- [TASK STATEMENT]
Return all of the entries exactly as written.

------ PROVIDED RECORDS

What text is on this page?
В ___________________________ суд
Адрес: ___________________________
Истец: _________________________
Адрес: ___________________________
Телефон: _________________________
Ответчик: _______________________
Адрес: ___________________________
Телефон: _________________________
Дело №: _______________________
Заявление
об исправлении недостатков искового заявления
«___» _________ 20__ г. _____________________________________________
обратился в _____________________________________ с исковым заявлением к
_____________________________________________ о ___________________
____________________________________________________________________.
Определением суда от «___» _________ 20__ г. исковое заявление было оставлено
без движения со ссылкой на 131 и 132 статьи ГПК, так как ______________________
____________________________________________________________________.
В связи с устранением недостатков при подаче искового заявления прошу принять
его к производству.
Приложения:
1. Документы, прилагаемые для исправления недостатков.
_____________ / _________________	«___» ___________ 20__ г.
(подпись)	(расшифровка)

------------

- [TASK ANSWER]
What text is on this page?
В ___________________________ суд
Адрес: ___________________________
Истец: _________________________
Адрес: ___________________________
Телефон: _________________________
Ответчик: _______________________
Адрес: ___________________________
Телефон: _________________________
Дело №: _______________________
Заявление
об исправлении недостатков искового заявления
«___» _________ 20__ г. _____________________________________________
обратился в _____________________________________ с исковым заявлением к
_____________________________________________ о ___________________
____________________________________________________________________.
Определением суда от «___» _________ 20__ г. исковое заявление было оставлено
без движения со ссылкой на 131 и 132 статьи ГПК, так как ______________________
____________________________________________________________________.
В связи с устранением недостатков при подаче искового заявления прошу принять
его к производству.
Приложения:
1. Документы, прилагаемые для исправления недостатков.
_____________ / _________________	«___» ___________ 20__ г.
(подпись)	(расшифровка)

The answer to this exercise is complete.